**What is expected:** Identify and pull out each line of the entries in which "JSON" occurs.
── Dataset content ──
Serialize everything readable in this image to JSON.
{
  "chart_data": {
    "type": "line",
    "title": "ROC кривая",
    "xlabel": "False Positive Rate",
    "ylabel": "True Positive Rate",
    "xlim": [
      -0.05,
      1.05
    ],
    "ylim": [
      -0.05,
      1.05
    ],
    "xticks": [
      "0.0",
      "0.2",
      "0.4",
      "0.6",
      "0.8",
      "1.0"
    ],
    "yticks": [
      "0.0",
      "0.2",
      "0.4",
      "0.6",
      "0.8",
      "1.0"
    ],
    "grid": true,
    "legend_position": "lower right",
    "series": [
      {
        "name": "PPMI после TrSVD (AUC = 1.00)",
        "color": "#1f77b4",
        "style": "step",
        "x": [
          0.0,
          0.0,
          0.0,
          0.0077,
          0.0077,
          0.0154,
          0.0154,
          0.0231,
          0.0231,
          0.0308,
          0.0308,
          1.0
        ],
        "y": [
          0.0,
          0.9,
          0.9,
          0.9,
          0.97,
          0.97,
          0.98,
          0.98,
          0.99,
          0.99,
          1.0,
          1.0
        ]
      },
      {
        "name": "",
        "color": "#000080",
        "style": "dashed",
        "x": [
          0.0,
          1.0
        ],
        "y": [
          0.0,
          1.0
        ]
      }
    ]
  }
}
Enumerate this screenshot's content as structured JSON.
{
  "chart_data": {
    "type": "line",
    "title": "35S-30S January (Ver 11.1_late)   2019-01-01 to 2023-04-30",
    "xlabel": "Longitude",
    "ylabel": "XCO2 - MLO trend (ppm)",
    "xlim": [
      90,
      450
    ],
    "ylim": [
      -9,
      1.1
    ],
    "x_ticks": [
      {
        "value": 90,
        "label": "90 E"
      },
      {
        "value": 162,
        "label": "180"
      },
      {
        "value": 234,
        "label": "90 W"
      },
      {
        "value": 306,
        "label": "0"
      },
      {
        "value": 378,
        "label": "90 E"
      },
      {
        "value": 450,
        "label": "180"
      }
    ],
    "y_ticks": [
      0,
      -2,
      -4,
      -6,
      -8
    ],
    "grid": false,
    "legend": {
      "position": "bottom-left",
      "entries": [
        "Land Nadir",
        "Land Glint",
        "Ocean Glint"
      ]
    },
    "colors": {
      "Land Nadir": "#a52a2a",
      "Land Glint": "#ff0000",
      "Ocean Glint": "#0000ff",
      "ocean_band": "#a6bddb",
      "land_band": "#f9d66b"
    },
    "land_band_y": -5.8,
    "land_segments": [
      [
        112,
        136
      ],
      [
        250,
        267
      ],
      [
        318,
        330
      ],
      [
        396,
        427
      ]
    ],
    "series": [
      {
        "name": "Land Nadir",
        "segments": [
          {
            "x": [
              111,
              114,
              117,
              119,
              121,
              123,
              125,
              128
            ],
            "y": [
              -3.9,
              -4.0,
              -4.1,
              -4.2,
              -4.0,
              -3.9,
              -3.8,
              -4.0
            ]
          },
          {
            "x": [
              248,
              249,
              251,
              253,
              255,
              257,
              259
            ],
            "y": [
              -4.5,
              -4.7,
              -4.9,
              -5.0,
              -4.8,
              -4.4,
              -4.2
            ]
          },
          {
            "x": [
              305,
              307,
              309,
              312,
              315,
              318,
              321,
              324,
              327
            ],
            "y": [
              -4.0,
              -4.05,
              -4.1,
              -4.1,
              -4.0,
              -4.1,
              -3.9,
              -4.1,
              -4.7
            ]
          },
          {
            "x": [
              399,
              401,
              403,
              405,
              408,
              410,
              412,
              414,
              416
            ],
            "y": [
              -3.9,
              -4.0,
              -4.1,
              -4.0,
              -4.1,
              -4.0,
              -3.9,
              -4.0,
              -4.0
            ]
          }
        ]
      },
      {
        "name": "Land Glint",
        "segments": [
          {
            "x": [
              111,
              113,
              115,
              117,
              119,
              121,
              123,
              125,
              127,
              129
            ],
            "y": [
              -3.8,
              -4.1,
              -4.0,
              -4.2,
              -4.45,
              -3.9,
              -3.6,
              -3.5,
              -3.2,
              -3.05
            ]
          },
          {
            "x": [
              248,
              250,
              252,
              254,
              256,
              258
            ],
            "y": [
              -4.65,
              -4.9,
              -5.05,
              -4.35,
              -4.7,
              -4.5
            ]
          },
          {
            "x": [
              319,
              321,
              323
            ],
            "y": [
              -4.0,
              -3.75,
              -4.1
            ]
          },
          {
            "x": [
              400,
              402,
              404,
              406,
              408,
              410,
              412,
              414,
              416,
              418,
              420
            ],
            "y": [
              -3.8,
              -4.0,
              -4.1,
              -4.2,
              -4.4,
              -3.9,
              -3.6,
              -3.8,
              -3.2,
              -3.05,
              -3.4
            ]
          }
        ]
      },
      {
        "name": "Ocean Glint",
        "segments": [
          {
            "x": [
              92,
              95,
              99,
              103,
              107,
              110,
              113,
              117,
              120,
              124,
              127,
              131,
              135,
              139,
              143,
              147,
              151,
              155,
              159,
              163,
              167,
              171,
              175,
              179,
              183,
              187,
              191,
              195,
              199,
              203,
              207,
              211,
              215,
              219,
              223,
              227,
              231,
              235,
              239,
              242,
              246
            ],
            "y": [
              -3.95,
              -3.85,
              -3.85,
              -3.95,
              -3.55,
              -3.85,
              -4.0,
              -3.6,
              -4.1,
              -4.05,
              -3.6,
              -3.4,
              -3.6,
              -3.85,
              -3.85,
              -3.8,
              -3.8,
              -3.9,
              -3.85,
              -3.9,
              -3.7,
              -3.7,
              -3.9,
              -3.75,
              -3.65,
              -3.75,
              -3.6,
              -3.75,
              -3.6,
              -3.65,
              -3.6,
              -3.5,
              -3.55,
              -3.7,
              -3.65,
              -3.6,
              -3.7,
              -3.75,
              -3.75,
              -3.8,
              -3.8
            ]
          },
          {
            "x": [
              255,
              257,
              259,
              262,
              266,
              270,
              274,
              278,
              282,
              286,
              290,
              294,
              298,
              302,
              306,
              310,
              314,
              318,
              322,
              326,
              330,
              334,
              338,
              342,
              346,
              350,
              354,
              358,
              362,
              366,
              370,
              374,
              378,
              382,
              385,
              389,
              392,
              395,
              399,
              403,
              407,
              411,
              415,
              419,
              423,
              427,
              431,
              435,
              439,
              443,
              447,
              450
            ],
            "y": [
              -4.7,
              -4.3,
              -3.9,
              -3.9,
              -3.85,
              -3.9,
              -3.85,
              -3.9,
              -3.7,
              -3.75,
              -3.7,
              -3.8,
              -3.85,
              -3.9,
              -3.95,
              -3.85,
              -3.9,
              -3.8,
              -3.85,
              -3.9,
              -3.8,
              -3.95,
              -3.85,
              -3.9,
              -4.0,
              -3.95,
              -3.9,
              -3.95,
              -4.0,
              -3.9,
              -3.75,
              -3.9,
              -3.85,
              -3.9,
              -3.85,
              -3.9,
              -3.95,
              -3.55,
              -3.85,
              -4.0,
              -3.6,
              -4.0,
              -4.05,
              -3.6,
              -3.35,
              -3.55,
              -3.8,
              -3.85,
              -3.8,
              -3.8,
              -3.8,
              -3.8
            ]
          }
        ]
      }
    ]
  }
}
───
**Exercise response:**
Serialize everything readable in this image to JSON.
Enumerate this screenshot's content as structured JSON.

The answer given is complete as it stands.